### WHAT YOU SHOULD DO:
Say how many lines contain "点每秒运动", using only the number.

[Dataset excerpt]
%%
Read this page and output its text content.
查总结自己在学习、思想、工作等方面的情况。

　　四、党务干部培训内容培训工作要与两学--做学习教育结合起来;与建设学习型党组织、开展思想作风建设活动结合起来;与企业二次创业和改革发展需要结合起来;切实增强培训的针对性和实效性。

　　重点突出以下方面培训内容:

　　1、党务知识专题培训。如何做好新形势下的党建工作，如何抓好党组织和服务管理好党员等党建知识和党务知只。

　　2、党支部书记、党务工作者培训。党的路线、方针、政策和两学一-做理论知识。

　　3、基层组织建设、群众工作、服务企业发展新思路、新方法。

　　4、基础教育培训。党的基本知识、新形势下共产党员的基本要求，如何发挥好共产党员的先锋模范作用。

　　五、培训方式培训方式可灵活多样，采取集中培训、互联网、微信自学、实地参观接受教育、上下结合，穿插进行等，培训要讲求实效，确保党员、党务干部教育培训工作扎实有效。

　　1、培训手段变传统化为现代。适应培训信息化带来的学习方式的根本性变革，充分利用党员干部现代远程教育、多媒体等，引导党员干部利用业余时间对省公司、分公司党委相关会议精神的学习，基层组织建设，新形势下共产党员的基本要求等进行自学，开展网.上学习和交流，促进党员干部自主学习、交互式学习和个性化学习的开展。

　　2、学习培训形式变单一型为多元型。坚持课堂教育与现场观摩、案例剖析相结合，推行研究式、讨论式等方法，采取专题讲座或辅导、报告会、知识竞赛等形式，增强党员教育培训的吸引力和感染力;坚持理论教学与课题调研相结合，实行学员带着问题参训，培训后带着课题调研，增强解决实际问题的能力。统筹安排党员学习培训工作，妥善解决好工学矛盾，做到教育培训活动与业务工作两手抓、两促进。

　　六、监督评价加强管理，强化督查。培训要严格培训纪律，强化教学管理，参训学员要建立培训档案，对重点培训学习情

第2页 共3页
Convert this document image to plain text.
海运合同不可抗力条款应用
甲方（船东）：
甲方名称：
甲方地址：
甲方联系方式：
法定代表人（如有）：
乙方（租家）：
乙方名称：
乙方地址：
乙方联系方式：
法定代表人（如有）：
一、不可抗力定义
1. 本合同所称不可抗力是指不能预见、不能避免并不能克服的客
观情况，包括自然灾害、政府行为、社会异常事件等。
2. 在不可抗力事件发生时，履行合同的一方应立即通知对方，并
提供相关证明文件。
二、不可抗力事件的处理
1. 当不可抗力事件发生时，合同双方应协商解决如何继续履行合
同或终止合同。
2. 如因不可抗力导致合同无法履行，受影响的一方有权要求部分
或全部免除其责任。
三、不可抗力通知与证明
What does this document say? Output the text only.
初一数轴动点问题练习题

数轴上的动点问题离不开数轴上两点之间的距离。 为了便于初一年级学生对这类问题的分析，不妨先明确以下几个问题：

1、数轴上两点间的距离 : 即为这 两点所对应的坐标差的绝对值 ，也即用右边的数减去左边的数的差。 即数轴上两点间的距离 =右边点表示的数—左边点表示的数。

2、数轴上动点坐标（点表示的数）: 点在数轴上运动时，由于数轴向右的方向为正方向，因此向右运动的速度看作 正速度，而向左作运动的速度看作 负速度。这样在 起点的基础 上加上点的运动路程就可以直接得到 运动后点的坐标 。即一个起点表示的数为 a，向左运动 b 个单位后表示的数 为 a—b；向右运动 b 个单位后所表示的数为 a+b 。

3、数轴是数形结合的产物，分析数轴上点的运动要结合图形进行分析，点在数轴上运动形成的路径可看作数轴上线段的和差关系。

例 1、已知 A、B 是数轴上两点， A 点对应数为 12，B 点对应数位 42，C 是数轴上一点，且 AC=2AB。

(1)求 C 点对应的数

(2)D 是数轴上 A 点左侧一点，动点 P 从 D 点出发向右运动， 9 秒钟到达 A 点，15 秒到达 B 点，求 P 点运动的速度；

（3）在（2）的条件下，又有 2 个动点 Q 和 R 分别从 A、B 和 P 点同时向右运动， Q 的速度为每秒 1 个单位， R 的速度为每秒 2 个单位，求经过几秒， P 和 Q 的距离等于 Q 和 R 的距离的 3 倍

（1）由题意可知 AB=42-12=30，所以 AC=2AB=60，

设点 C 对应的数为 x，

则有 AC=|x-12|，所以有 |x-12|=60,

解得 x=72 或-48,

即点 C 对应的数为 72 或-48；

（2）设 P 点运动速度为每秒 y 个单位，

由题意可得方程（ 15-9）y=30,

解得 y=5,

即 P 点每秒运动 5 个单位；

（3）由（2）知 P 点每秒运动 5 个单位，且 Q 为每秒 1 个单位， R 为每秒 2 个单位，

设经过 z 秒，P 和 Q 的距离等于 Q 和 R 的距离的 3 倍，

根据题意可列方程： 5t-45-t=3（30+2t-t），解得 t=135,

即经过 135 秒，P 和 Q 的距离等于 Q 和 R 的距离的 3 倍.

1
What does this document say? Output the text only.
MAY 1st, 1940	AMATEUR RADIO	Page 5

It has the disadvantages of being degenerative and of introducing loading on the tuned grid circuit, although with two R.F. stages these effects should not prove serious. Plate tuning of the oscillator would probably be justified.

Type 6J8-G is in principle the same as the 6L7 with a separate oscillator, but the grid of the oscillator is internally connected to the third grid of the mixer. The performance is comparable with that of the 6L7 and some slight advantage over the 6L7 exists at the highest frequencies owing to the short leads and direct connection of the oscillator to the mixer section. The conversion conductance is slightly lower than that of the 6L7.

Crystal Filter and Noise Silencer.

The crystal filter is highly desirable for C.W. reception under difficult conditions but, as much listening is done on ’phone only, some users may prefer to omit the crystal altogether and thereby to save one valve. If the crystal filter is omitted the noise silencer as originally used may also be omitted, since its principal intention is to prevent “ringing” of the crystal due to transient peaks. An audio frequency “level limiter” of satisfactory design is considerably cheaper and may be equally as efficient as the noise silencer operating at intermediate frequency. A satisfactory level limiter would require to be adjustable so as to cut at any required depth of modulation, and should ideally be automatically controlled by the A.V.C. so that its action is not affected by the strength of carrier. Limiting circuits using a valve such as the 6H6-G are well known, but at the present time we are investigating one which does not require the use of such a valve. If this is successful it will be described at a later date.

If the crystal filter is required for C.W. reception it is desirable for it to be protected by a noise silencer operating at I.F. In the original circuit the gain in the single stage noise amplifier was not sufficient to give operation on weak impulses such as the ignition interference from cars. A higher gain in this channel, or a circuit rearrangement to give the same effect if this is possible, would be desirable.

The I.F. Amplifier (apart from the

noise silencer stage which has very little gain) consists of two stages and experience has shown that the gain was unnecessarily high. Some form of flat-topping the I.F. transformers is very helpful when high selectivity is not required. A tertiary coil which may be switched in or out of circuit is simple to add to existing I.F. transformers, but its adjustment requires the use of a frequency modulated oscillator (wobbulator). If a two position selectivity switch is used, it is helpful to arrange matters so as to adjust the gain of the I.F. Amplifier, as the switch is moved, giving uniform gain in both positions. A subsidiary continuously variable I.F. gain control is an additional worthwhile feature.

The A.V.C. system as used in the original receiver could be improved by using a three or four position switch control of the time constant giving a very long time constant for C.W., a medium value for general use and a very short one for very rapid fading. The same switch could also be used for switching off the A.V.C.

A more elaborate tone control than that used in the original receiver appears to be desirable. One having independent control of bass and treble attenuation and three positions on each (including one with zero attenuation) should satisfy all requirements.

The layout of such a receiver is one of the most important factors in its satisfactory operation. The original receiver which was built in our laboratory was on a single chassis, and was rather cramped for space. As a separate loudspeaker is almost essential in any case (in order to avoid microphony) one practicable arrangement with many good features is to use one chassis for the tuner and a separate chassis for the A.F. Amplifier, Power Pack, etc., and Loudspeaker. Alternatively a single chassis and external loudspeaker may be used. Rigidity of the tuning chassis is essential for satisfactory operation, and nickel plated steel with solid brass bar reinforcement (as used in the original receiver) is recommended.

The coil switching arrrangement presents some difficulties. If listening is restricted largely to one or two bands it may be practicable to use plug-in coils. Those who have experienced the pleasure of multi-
%%
### RESULT OF THE EXERCISE:
2